Below are the records; copy each line in them that holds the word "بفتح".
──────── Data listing
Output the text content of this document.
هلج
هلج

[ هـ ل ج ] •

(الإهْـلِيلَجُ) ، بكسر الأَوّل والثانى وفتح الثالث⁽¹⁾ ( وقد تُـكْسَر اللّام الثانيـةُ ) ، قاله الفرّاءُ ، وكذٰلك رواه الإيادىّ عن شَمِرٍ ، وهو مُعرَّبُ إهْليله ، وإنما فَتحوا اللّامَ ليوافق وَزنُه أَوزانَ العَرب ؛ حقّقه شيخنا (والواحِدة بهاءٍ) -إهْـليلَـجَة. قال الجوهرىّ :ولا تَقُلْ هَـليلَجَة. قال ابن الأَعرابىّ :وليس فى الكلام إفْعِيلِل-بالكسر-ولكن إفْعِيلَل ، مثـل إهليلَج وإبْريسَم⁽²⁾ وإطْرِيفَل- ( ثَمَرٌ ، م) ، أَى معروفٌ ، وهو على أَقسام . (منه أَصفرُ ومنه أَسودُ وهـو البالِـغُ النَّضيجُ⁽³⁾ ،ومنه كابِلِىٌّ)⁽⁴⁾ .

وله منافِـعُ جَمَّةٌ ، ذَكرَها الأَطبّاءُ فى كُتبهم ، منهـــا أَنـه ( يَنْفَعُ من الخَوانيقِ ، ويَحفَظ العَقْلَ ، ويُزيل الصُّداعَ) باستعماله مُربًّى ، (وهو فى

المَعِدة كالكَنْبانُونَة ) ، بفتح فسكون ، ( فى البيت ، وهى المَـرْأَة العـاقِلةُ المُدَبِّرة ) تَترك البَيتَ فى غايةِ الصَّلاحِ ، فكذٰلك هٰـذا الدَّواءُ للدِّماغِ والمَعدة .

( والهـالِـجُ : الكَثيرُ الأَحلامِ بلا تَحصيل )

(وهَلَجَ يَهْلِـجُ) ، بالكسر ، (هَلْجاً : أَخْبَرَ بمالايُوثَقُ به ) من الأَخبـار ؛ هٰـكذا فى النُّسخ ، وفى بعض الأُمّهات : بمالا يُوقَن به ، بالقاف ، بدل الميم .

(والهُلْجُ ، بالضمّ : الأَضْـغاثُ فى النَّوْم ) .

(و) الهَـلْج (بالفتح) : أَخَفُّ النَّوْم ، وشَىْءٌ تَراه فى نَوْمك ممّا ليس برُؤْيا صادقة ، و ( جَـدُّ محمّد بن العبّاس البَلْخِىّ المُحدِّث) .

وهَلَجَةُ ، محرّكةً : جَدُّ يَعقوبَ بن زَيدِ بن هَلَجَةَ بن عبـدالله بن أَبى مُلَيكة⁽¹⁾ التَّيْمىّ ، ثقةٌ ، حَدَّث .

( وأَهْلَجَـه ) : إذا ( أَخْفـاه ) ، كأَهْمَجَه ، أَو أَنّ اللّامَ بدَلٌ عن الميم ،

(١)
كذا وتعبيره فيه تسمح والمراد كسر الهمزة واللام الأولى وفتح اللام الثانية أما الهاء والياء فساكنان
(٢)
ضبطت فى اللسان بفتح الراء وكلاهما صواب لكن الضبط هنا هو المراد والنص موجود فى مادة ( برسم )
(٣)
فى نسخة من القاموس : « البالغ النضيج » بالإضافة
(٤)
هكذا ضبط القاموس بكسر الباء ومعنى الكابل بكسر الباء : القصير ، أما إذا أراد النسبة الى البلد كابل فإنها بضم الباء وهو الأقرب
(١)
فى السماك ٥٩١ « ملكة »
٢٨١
────────────────
Completed task
المَعِدة كالكَنْبانُونَة ) ، بفتح فسكون ، ( فى البيت ، وهى المَـرْأَة العـاقِلةُ المُدَبِّرة ) تَترك البَيتَ فى غايةِ الصَّلاحِ ، فكذٰلك هٰـذا الدَّواءُ للدِّماغِ والمَعدة .
ضبطت فى اللسان بفتح الراء وكلاهما صواب لكن الضبط هنا هو المراد والنص موجود فى مادة ( برسم )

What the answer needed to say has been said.